▶ Given exercise:
Go through the material and pull out every line with the string "iureiur" in it.
══ Record excerpts
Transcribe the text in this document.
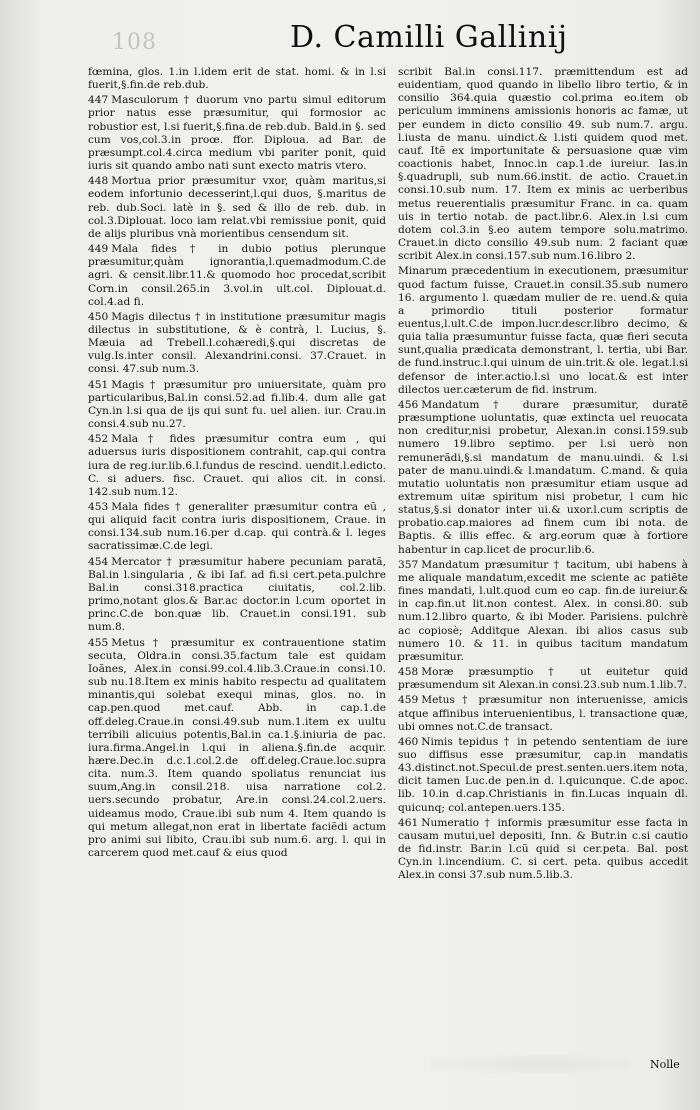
108	D. Camilli Gallinij

fœmina, glos. 1.in l.idem erit de stat. homi. & in l.si fuerit,§.fin.de reb.dub.

447 Masculorum † duorum vno partu simul editorum prior natus esse præsumitur, qui formosior ac robustior est, l.si fuerit,§.fina.de reb.dub. Bald.in §. sed cum vos,col.3.in proœ. ffor. Diploua. ad Bar. de præsumpt.col.4.circa medium vbi pariter ponit, quid iuris sit quando ambo nati sunt execto matris vtero.

448 Mortua prior præsumitur vxor, quàm maritus,si eodem infortunio decesserint,l.qui duos, §.maritus de reb. dub.Soci. latè in §. sed & illo de reb. dub. in col.3.Diplouat. loco iam relat.vbi remissiue ponit, quid de alijs pluribus vnà morientibus censendum sit.

449 Mala fides † in dubio potius plerunque præsumitur,quàm ignorantia,l.quemadmodum.C.de agri. & censit.libr.11.& quomodo hoc procedat,scribit Corn.in consil.265.in 3.vol.in ult.col. Diplouat.d. col.4.ad fi.

450 Magis dilectus † in institutione præsumitur magis dilectus in substitutione, & è contrà, l. Lucius, §. Mæuia ad Trebell.l.cohæredi,§.qui discretas de vulg.Is.inter consil. Alexandrini.consi. 37.Crauet. in consi. 47.sub num.3.

451 Magis † præsumitur pro uniuersitate, quàm pro particularibus,Bal.in consi.52.ad fi.lib.4. dum alle gat Cyn.in l.si qua de ijs qui sunt fu. uel alien. iur. Crau.in consi.4.sub nu.27.

452 Mala † fides præsumitur contra eum , qui aduersus iuris dispositionem contrahit, cap.qui contra iura de reg.iur.lib.6.l.fundus de rescind. uendit.l.edicto. C. si aduers. fisc. Crauet. qui alios cit. in consi. 142.sub num.12.

453 Mala fides † generaliter præsumitur contra eũ , qui aliquid facit contra iuris dispositionem, Craue. in consi.134.sub num.16.per d.cap. qui contrà.& l. leges sacratissimæ.C.de legi.

454 Mercator † præsumitur habere pecuniam paratã, Bal.in l.singularia , & ibi Iaf. ad fi.si cert.peta.pulchre Bal.in consi.318.practica ciuitatis, col.2.lib. primo,notant glos.& Bar.ac doctor.in l.cum oportet in princ.C.de bon.quæ lib. Crauet.in consi.191. sub num.8.

455 Metus † præsumitur ex contrauentione statim secuta, Oldra.in consi.35.factum tale est quidam Ioãnes, Alex.in consi.99.col.4.lib.3.Craue.in consi.10. sub nu.18.Item ex minis habito respectu ad qualitatem minantis,qui solebat exequi minas, glos. no. in cap.pen.quod met.cauf. Abb. in cap.1.de off.deleg.Craue.in consi.49.sub num.1.item ex uultu terribili alicuius potentis,Bal.in ca.1.§.iniuria de pac. iura.firma.Angel.in l.qui in aliena.§.fin.de acquir. hære.Dec.in d.c.1.col.2.de off.deleg.Craue.loc.supra cita. num.3. Item quando spoliatus renunciat ius suum,Ang.in consil.218. uisa narratione col.2. uers.secundo probatur, Are.in consi.24.col.2.uers. uideamus modo, Craue.ibi sub num 4. Item quando is qui metum allegat,non erat in libertate faciẽdi actum pro animi sui libito, Crau.ibi sub num.6. arg. l. qui in carcerem quod met.cauf & eius quod

scribit Bal.in consi.117. præmittendum est ad euidentiam, quod quando in libello libro tertio, & in consilio 364.quia quæstio col.prima eo.item ob periculum imminens amissionis honoris ac famæ, ut per eundem in dicto consilio 49. sub num.7. argu. l.iusta de manu. uindict.& l.isti quidem quod met. cauf. Itẽ ex importunitate & persuasione quæ vim coactionis habet, Innoc.in cap.1.de iureiur. Ias.in §.quadrupli, sub num.66.instit. de actio. Crauet.in consi.10.sub num. 17. Item ex minis ac uerberibus metus reuerentialis præsumitur Franc. in ca. quam uis in tertio notab. de pact.libr.6. Alex.in l.si cum dotem col.3.in §.eo autem tempore solu.matrimo. Crauet.in dicto consilio 49.sub num. 2 faciant quæ scribit Alex.in consi.157.sub num.16.libro 2.

Minarum præcedentium in executionem, præsumitur quod factum fuisse, Crauet.in consil.35.sub numero 16. argumento l. quædam mulier de re. uend.& quia a primordio tituli posterior formatur euentus,l.ult.C.de impon.lucr.descr.libro decimo, & quia talia præsumuntur fuisse facta, quæ fieri secuta sunt,qualia prædicata demonstrant, l. tertia, ubi Bar. de fund.instruc.l.qui uinum de uin.trit.& ole. legat.l.si defensor de inter.actio.l.si uno locat.& est inter dilectos uer.cæterum de fid. instrum.

456 Mandatum † durare præsumitur, duratẽ præsumptione uoluntatis, quæ extincta uel reuocata non creditur,nisi probetur, Alexan.in consi.159.sub numero 19.libro septimo. per l.si uerò non remunerãdi,§.si mandatum de manu.uindi. & l.si pater de manu.uindi.& l.mandatum. C.mand. & quia mutatio uoluntatis non præsumitur etiam usque ad extremum uitæ spiritum nisi probetur, l cum hic status,§.si donator inter ui.& uxor.l.cum scriptis de probatio.cap.maiores ad finem cum ibi nota. de Baptis. & illis effec. & arg.eorum quæ à fortiore habentur in cap.licet de procur.lib.6.

357 Mandatum præsumitur † tacitum, ubi habens à me aliquale mandatum,excedit me sciente ac patiẽte fines mandati, l.ult.quod cum eo cap. fin.de iureiur.& in cap.fin.ut lit.non contest. Alex. in consi.80. sub num.12.libro quarto, & ibi Moder. Parisiens. pulchrè ac copiosè; Additque Alexan. ibi alios casus sub numero 10. & 11. in quibus tacitum mandatum præsumitur.

458 Moræ præsumptio † ut euitetur quid præsumendum sit Alexan.in consi.23.sub num.1.lib.7.

459 Metus † præsumitur non interuenisse, amicis atque affinibus interuenientibus, l. transactione quæ, ubi omnes not.C.de transact.

460 Nimis tepidus † in petendo sententiam de iure suo diffisus esse præsumitur, cap.in mandatis 43.distinct.not.Specul.de prest.senten.uers.item nota, dicit tamen Luc.de pen.in d. l.quicunque. C.de apoc. lib. 10.in d.cap.Christianis in fin.Lucas inquain dl. quicunq; col.antepen.uers.135.

461 Numeratio † informis præsumitur esse facta in causam mutui,uel depositi, Inn. & Butr.in c.si cautio de fid.instr. Bar.in l.cũ quid si cer.peta. Bal. post Cyn.in l.incendium. C. si cert. peta. quibus accedit Alex.in consi 37.sub num.5.lib.3.

Nolle
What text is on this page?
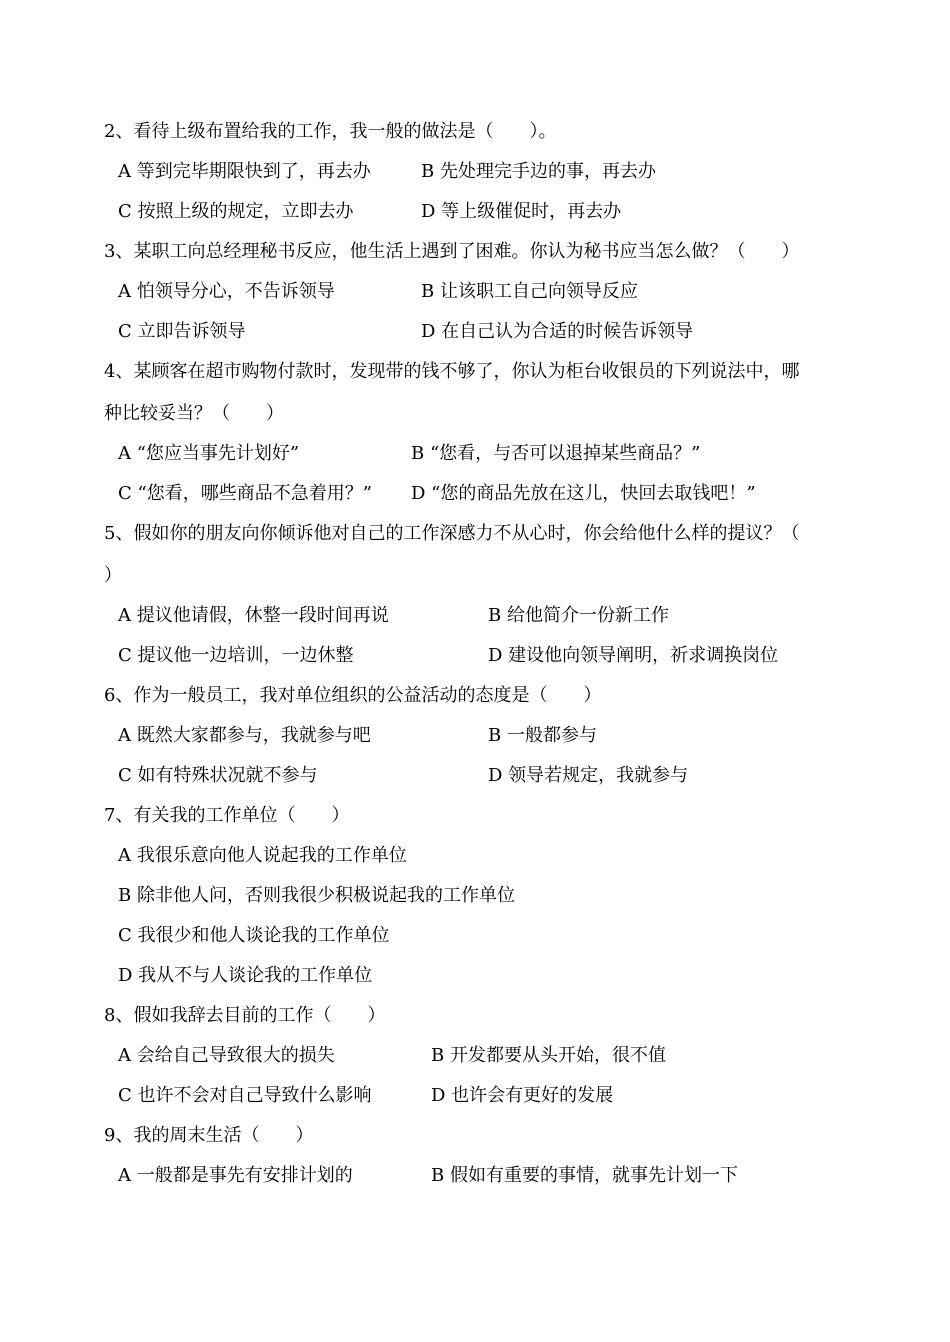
2、看待上级布置给我的工作，我一般的做法是（　　）。
A 等到完毕期限快到了，再去办	B 先处理完手边的事，再去办
C 按照上级的规定，立即去办	D 等上级催促时，再去办
3、某职工向总经理秘书反应，他生活上遇到了困难。你认为秘书应当怎么做？（　　）
A 怕领导分心，不告诉领导	B 让该职工自己向领导反应
C 立即告诉领导	D 在自己认为合适的时候告诉领导
4、某顾客在超市购物付款时，发现带的钱不够了，你认为柜台收银员的下列说法中，哪
种比较妥当？（　　）
A “您应当事先计划好”	B “您看，与否可以退掉某些商品？”
C “您看，哪些商品不急着用？” D “您的商品先放在这儿，快回去取钱吧！”
5、假如你的朋友向你倾诉他对自己的工作深感力不从心时，你会给他什么样的提议？（
）
A 提议他请假，休整一段时间再说	B 给他简介一份新工作
C 提议他一边培训，一边休整	D 建设他向领导阐明，祈求调换岗位
6、作为一般员工，我对单位组织的公益活动的态度是（　　）
A 既然大家都参与，我就参与吧	B 一般都参与
C 如有特殊状况就不参与	D 领导若规定，我就参与
7、有关我的工作单位（　　）
A 我很乐意向他人说起我的工作单位
B 除非他人问，否则我很少积极说起我的工作单位
C 我很少和他人谈论我的工作单位
D 我从不与人谈论我的工作单位
8、假如我辞去目前的工作（　　）
A 会给自己导致很大的损失	B 开发都要从头开始，很不值
C 也许不会对自己导致什么影响	D 也许会有更好的发展
9、我的周末生活（　　）
A 一般都是事先有安排计划的	B 假如有重要的事情，就事先计划一下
════
▶ Complete response:
scribit Bal.in consi.117. præmittendum est ad euidentiam, quod quando in libello libro tertio, & in consilio 364.quia quæstio col.prima eo.item ob periculum imminens amissionis honoris ac famæ, ut per eundem in dicto consilio 49. sub num.7. argu. l.iusta de manu. uindict.& l.isti quidem quod met. cauf. Itẽ ex importunitate & persuasione quæ vim coactionis habet, Innoc.in cap.1.de iureiur. Ias.in §.quadrupli, sub num.66.instit. de actio. Crauet.in consi.10.sub num. 17. Item ex minis ac uerberibus metus reuerentialis præsumitur Franc. in ca. quam uis in tertio notab. de pact.libr.6. Alex.in l.si cum dotem col.3.in §.eo autem tempore solu.matrimo. Crauet.in dicto consilio 49.sub num. 2 faciant quæ scribit Alex.in consi.157.sub num.16.libro 2.
357 Mandatum præsumitur † tacitum, ubi habens à me aliquale mandatum,excedit me sciente ac patiẽte fines mandati, l.ult.quod cum eo cap. fin.de iureiur.& in cap.fin.ut lit.non contest. Alex. in consi.80. sub num.12.libro quarto, & ibi Moder. Parisiens. pulchrè ac copiosè; Additque Alexan. ibi alios casus sub numero 10. & 11. in quibus tacitum mandatum præsumitur.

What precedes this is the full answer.